**Exercise description:** Word for word, quote the lines from the one containing "Parse this screenshot: output" to the end of the entries below, including both. Leave pictures out.

Dataset entries
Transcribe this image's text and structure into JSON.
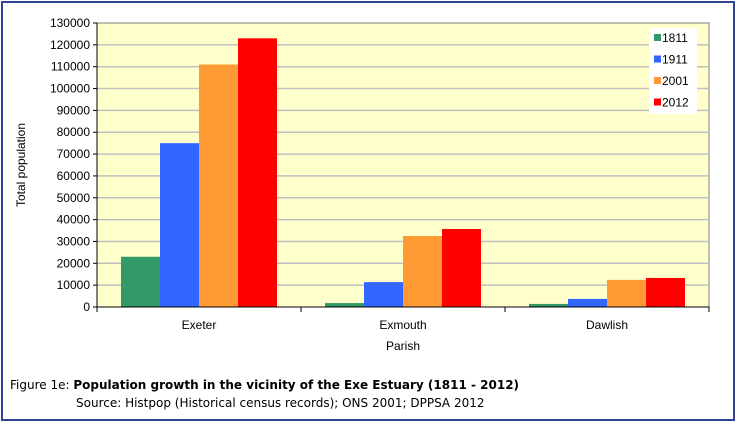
{
  "chart_data": {
    "type": "bar",
    "title": "",
    "xlabel": "Parish",
    "ylabel": "Total population",
    "categories": [
      "Exeter",
      "Exmouth",
      "Dawlish"
    ],
    "series": [
      {
        "name": "1811",
        "color": "#339966",
        "values": [
          23000,
          1800,
          1400
        ]
      },
      {
        "name": "1911",
        "color": "#3366ff",
        "values": [
          75000,
          11400,
          3700
        ]
      },
      {
        "name": "2001",
        "color": "#ff9933",
        "values": [
          111000,
          32500,
          12400
        ]
      },
      {
        "name": "2012",
        "color": "#ff0000",
        "values": [
          123000,
          35700,
          13300
        ]
      }
    ],
    "ylim": [
      0,
      130000
    ],
    "yticks": [
      0,
      10000,
      20000,
      30000,
      40000,
      50000,
      60000,
      70000,
      80000,
      90000,
      100000,
      110000,
      120000,
      130000
    ],
    "grid": true,
    "legend_position": "top-right",
    "plot_background": "#ffffcc"
  },
  "caption": {
    "prefix": "Figure 1e: ",
    "title": "Population growth  in the vicinity of the Exe Estuary  (1811  - 2012)",
    "source": "Source: Histpop (Historical census records); ONS 2001; DPPSA 2012"
  }
}
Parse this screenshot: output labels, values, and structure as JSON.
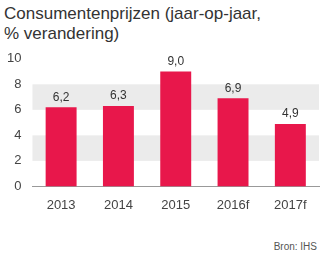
{
  "chart_data": {
    "type": "bar",
    "title": "Consumentenprijzen (jaar-op-jaar, % verandering)",
    "categories": [
      "2013",
      "2014",
      "2015",
      "2016f",
      "2017f"
    ],
    "values": [
      6.2,
      6.3,
      9.0,
      6.9,
      4.9
    ],
    "value_labels": [
      "6,2",
      "6,3",
      "9,0",
      "6,9",
      "4,9"
    ],
    "color": "#e8174b",
    "ylim": [
      0,
      10
    ],
    "yticks": [
      0,
      2,
      4,
      6,
      8,
      10
    ],
    "grid": true,
    "data_labels": true,
    "annotations": [
      "Bron: IHS"
    ]
  }
}
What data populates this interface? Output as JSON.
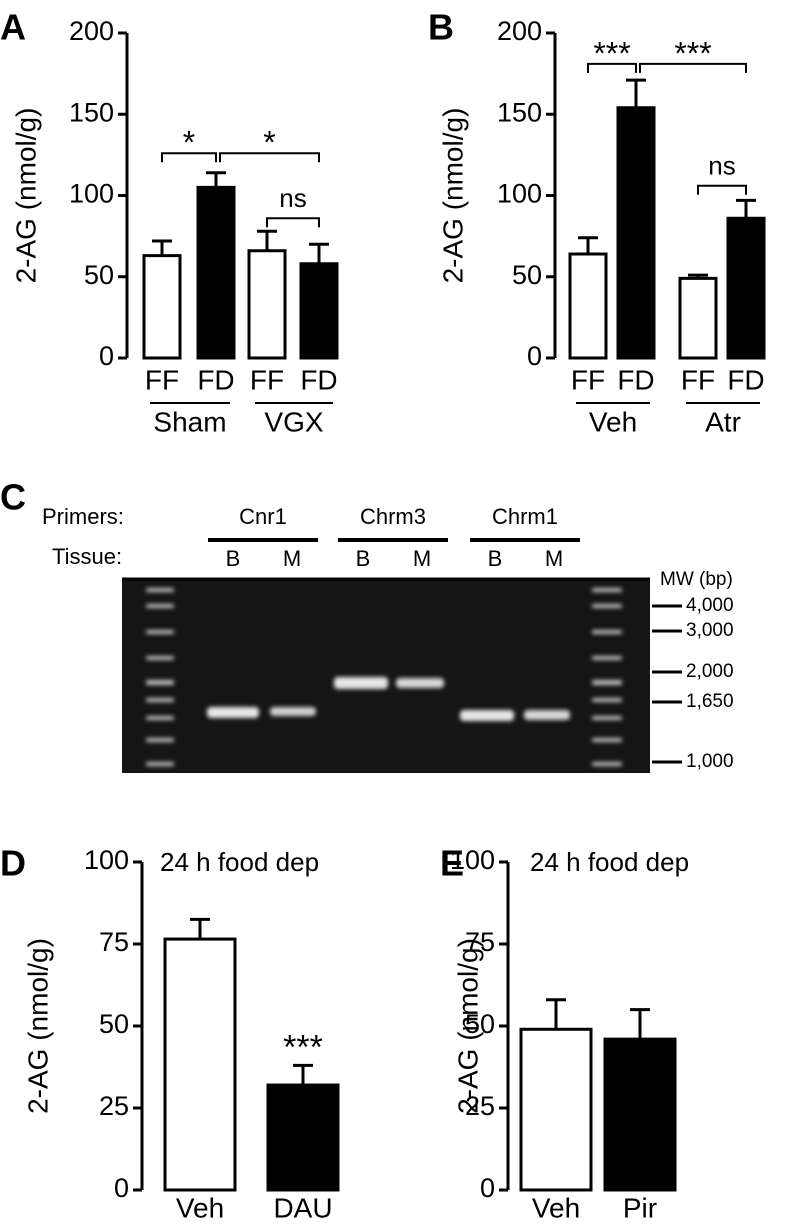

**Task solution:**
Parse this screenshot: output labels, values, and structure as JSON.
{
  "chart_data": {
    "type": "bar",
    "title": "Consumentenprijzen (jaar-op-jaar, % verandering)",
    "categories": [
      "2013",
      "2014",
      "2015",
      "2016f",
      "2017f"
    ],
    "values": [
      6.2,
      6.3,
      9.0,
      6.9,
      4.9
    ],
    "value_labels": [
      "6,2",
      "6,3",
      "9,0",
      "6,9",
      "4,9"
    ],
    "color": "#e8174b",
    "ylim": [
      0,
      10
    ],
    "yticks": [
      0,
      2,
      4,
      6,
      8,
      10
    ],
    "grid": true,
    "data_labels": true,
    "annotations": [
      "Bron: IHS"
    ]
  }
}
What data populates this interface? Output as JSON.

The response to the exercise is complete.